### Short problem
Extract all of the entries and set them down verbatim.

Stored data
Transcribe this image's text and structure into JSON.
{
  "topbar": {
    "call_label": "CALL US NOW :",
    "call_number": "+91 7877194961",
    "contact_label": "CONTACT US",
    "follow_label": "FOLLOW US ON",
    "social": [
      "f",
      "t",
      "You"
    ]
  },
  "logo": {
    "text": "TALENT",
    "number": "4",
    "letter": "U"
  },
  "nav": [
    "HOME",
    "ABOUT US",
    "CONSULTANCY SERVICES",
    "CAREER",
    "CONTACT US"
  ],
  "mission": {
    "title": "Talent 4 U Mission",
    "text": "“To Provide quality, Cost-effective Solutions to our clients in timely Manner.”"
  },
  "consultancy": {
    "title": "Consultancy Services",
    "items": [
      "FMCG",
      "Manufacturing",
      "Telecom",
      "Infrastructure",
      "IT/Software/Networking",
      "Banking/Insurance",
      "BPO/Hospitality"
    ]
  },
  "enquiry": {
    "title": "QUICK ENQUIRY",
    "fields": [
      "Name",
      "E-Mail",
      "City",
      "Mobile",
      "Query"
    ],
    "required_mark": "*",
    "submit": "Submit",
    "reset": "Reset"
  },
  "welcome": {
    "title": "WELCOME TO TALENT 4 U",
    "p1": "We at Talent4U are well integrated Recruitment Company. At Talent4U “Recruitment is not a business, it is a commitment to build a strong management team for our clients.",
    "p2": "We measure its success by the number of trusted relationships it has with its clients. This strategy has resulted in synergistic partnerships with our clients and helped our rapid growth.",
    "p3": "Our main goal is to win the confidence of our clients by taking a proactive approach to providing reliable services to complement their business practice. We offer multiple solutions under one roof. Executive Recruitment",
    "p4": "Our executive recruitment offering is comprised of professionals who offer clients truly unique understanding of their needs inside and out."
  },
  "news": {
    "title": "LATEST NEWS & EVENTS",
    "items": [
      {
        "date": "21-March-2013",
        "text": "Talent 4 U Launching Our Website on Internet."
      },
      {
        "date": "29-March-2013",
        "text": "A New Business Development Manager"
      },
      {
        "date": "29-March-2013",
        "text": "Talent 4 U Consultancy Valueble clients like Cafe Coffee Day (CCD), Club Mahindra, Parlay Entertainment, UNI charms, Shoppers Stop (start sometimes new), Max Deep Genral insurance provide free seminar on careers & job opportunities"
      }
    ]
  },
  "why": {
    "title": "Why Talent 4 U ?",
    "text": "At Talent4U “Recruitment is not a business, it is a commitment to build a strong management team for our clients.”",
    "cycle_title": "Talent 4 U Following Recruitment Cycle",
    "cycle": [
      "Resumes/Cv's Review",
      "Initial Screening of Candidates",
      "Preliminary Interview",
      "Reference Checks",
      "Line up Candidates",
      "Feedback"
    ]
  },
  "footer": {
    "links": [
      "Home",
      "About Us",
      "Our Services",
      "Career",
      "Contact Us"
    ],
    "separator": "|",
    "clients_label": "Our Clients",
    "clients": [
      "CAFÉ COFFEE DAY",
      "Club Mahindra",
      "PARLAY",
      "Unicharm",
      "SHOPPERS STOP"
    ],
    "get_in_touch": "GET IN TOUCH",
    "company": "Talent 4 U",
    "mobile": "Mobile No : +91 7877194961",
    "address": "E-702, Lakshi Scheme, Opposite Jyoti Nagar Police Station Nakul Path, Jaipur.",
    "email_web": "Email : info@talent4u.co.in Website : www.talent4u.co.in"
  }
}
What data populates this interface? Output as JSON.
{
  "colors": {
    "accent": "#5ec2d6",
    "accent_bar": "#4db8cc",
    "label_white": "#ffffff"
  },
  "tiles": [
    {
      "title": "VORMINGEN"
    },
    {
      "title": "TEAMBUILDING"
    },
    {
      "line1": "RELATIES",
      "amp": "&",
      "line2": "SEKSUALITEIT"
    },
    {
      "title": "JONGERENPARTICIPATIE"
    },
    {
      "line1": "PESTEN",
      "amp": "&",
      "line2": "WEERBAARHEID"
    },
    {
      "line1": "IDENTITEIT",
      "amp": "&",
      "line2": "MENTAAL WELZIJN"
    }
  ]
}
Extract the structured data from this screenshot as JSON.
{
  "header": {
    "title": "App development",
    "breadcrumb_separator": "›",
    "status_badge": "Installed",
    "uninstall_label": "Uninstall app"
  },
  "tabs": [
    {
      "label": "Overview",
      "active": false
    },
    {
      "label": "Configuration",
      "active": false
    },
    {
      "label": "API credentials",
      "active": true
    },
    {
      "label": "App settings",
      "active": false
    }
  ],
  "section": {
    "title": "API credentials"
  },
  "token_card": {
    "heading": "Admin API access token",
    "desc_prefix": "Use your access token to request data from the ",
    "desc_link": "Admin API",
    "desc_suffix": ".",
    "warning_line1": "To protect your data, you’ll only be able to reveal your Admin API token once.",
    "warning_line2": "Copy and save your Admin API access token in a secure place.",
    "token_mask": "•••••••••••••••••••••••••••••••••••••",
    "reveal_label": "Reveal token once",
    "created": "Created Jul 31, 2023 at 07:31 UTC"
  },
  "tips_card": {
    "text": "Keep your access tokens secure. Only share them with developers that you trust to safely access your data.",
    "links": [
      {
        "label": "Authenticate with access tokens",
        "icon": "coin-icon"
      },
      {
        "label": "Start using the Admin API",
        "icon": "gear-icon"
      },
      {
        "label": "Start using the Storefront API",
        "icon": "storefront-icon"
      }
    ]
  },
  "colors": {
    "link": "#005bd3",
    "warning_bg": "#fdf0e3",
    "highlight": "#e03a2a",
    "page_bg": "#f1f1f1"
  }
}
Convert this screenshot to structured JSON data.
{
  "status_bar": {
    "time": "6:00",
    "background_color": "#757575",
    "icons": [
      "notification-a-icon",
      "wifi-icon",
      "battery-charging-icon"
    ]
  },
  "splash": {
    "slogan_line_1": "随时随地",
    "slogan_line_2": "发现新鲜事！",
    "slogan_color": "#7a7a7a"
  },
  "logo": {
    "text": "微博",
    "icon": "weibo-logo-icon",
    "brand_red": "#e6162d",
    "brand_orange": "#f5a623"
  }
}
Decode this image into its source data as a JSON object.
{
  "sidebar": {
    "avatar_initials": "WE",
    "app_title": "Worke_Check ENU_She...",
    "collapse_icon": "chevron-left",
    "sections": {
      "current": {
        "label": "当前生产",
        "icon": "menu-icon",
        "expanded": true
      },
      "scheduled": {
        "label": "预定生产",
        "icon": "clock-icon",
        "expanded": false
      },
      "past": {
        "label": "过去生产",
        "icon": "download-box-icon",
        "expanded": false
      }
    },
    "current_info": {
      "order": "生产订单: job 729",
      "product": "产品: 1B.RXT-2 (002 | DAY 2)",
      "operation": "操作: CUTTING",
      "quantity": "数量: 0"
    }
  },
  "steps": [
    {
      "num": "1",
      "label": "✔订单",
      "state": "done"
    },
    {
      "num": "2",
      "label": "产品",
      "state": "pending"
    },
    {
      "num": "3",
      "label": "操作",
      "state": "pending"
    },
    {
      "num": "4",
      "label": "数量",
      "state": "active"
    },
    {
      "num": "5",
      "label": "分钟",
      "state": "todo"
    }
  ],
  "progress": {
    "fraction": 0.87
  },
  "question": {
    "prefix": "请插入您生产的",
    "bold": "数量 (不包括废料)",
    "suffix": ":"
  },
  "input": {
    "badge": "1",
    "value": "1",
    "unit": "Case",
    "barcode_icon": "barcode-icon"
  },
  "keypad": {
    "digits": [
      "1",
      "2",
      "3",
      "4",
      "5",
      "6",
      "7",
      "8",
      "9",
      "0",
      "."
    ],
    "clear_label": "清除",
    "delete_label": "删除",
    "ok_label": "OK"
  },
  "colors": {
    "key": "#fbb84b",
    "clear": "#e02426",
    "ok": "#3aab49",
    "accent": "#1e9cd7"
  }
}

### Response to the task
Transcribe this image's text and structure into JSON.
{
  "topbar": {
    "call_label": "CALL US NOW :",
    "call_number": "+91 7877194961",
    "contact_label": "CONTACT US",
    "follow_label": "FOLLOW US ON",
    "social": [
      "f",
      "t",
      "You"
    ]
  },
  "logo": {
    "text": "TALENT",
    "number": "4",
    "letter": "U"
  },
  "nav": [
    "HOME",
    "ABOUT US",
    "CONSULTANCY SERVICES",
    "CAREER",
    "CONTACT US"
  ],
  "mission": {
    "title": "Talent 4 U Mission",
    "text": "“To Provide quality, Cost-effective Solutions to our clients in timely Manner.”"
  },
  "consultancy": {
    "title": "Consultancy Services",
    "items": [
      "FMCG",
      "Manufacturing",
      "Telecom",
      "Infrastructure",
      "IT/Software/Networking",
      "Banking/Insurance",
      "BPO/Hospitality"
    ]
  },
  "enquiry": {
    "title": "QUICK ENQUIRY",
    "fields": [
      "Name",
      "E-Mail",
      "City",
      "Mobile",
      "Query"
    ],
    "required_mark": "*",
    "submit": "Submit",
    "reset": "Reset"
  },
  "welcome": {
    "title": "WELCOME TO TALENT 4 U",
    "p1": "We at Talent4U are well integrated Recruitment Company. At Talent4U “Recruitment is not a business, it is a commitment to build a strong management team for our clients.",
    "p2": "We measure its success by the number of trusted relationships it has with its clients. This strategy has resulted in synergistic partnerships with our clients and helped our rapid growth.",
    "p3": "Our main goal is to win the confidence of our clients by taking a proactive approach to providing reliable services to complement their business practice. We offer multiple solutions under one roof. Executive Recruitment",
    "p4": "Our executive recruitment offering is comprised of professionals who offer clients truly unique understanding of their needs inside and out."
  },
  "news": {
    "title": "LATEST NEWS & EVENTS",
    "items": [
      {
        "date": "21-March-2013",
        "text": "Talent 4 U Launching Our Website on Internet."
      },
      {
        "date": "29-March-2013",
        "text": "A New Business Development Manager"
      },
      {
        "date": "29-March-2013",
        "text": "Talent 4 U Consultancy Valueble clients like Cafe Coffee Day (CCD), Club Mahindra, Parlay Entertainment, UNI charms, Shoppers Stop (start sometimes new), Max Deep Genral insurance provide free seminar on careers & job opportunities"
      }
    ]
  },
  "why": {
    "title": "Why Talent 4 U ?",
    "text": "At Talent4U “Recruitment is not a business, it is a commitment to build a strong management team for our clients.”",
    "cycle_title": "Talent 4 U Following Recruitment Cycle",
    "cycle": [
      "Resumes/Cv's Review",
      "Initial Screening of Candidates",
      "Preliminary Interview",
      "Reference Checks",
      "Line up Candidates",
      "Feedback"
    ]
  },
  "footer": {
    "links": [
      "Home",
      "About Us",
      "Our Services",
      "Career",
      "Contact Us"
    ],
    "separator": "|",
    "clients_label": "Our Clients",
    "clients": [
      "CAFÉ COFFEE DAY",
      "Club Mahindra",
      "PARLAY",
      "Unicharm",
      "SHOPPERS STOP"
    ],
    "get_in_touch": "GET IN TOUCH",
    "company": "Talent 4 U",
    "mobile": "Mobile No : +91 7877194961",
    "address": "E-702, Lakshi Scheme, Opposite Jyoti Nagar Police Station Nakul Path, Jaipur.",
    "email_web": "Email : info@talent4u.co.in Website : www.talent4u.co.in"
  }
}
What data populates this interface? Output as JSON.
{
  "colors": {
    "accent": "#5ec2d6",
    "accent_bar": "#4db8cc",
    "label_white": "#ffffff"
  },
  "tiles": [
    {
      "title": "VORMINGEN"
    },
    {
      "title": "TEAMBUILDING"
    },
    {
      "line1": "RELATIES",
      "amp": "&",
      "line2": "SEKSUALITEIT"
    },
    {
      "title": "JONGERENPARTICIPATIE"
    },
    {
      "line1": "PESTEN",
      "amp": "&",
      "line2": "WEERBAARHEID"
    },
    {
      "line1": "IDENTITEIT",
      "amp": "&",
      "line2": "MENTAAL WELZIJN"
    }
  ]
}
Extract the structured data from this screenshot as JSON.
{
  "header": {
    "title": "App development",
    "breadcrumb_separator": "›",
    "status_badge": "Installed",
    "uninstall_label": "Uninstall app"
  },
  "tabs": [
    {
      "label": "Overview",
      "active": false
    },
    {
      "label": "Configuration",
      "active": false
    },
    {
      "label": "API credentials",
      "active": true
    },
    {
      "label": "App settings",
      "active": false
    }
  ],
  "section": {
    "title": "API credentials"
  },
  "token_card": {
    "heading": "Admin API access token",
    "desc_prefix": "Use your access token to request data from the ",
    "desc_link": "Admin API",
    "desc_suffix": ".",
    "warning_line1": "To protect your data, you’ll only be able to reveal your Admin API token once.",
    "warning_line2": "Copy and save your Admin API access token in a secure place.",
    "token_mask": "•••••••••••••••••••••••••••••••••••••",
    "reveal_label": "Reveal token once",
    "created": "Created Jul 31, 2023 at 07:31 UTC"
  },
  "tips_card": {
    "text": "Keep your access tokens secure. Only share them with developers that you trust to safely access your data.",
    "links": [
      {
        "label": "Authenticate with access tokens",
        "icon": "coin-icon"
      },
      {
        "label": "Start using the Admin API",
        "icon": "gear-icon"
      },
      {
        "label": "Start using the Storefront API",
        "icon": "storefront-icon"
      }
    ]
  },
  "colors": {
    "link": "#005bd3",
    "warning_bg": "#fdf0e3",
    "highlight": "#e03a2a",
    "page_bg": "#f1f1f1"
  }
}
Convert this screenshot to structured JSON data.
{
  "status_bar": {
    "time": "6:00",
    "background_color": "#757575",
    "icons": [
      "notification-a-icon",
      "wifi-icon",
      "battery-charging-icon"
    ]
  },
  "splash": {
    "slogan_line_1": "随时随地",
    "slogan_line_2": "发现新鲜事！",
    "slogan_color": "#7a7a7a"
  },
  "logo": {
    "text": "微博",
    "icon": "weibo-logo-icon",
    "brand_red": "#e6162d",
    "brand_orange": "#f5a623"
  }
}
Decode this image into its source data as a JSON object.
{
  "sidebar": {
    "avatar_initials": "WE",
    "app_title": "Worke_Check ENU_She...",
    "collapse_icon": "chevron-left",
    "sections": {
      "current": {
        "label": "当前生产",
        "icon": "menu-icon",
        "expanded": true
      },
      "scheduled": {
        "label": "预定生产",
        "icon": "clock-icon",
        "expanded": false
      },
      "past": {
        "label": "过去生产",
        "icon": "download-box-icon",
        "expanded": false
      }
    },
    "current_info": {
      "order": "生产订单: job 729",
      "product": "产品: 1B.RXT-2 (002 | DAY 2)",
      "operation": "操作: CUTTING",
      "quantity": "数量: 0"
    }
  },
  "steps": [
    {
      "num": "1",
      "label": "✔订单",
      "state": "done"
    },
    {
      "num": "2",
      "label": "产品",
      "state": "pending"
    },
    {
      "num": "3",
      "label": "操作",
      "state": "pending"
    },
    {
      "num": "4",
      "label": "数量",
      "state": "active"
    },
    {
      "num": "5",
      "label": "分钟",
      "state": "todo"
    }
  ],
  "progress": {
    "fraction": 0.87
  },
  "question": {
    "prefix": "请插入您生产的",
    "bold": "数量 (不包括废料)",
    "suffix": ":"
  },
  "input": {
    "badge": "1",
    "value": "1",
    "unit": "Case",
    "barcode_icon": "barcode-icon"
  },
  "keypad": {
    "digits": [
      "1",
      "2",
      "3",
      "4",
      "5",
      "6",
      "7",
      "8",
      "9",
      "0",
      "."
    ],
    "clear_label": "清除",
    "delete_label": "删除",
    "ok_label": "OK"
  },
  "colors": {
    "key": "#fbb84b",
    "clear": "#e02426",
    "ok": "#3aab49",
    "accent": "#1e9cd7"
  }
}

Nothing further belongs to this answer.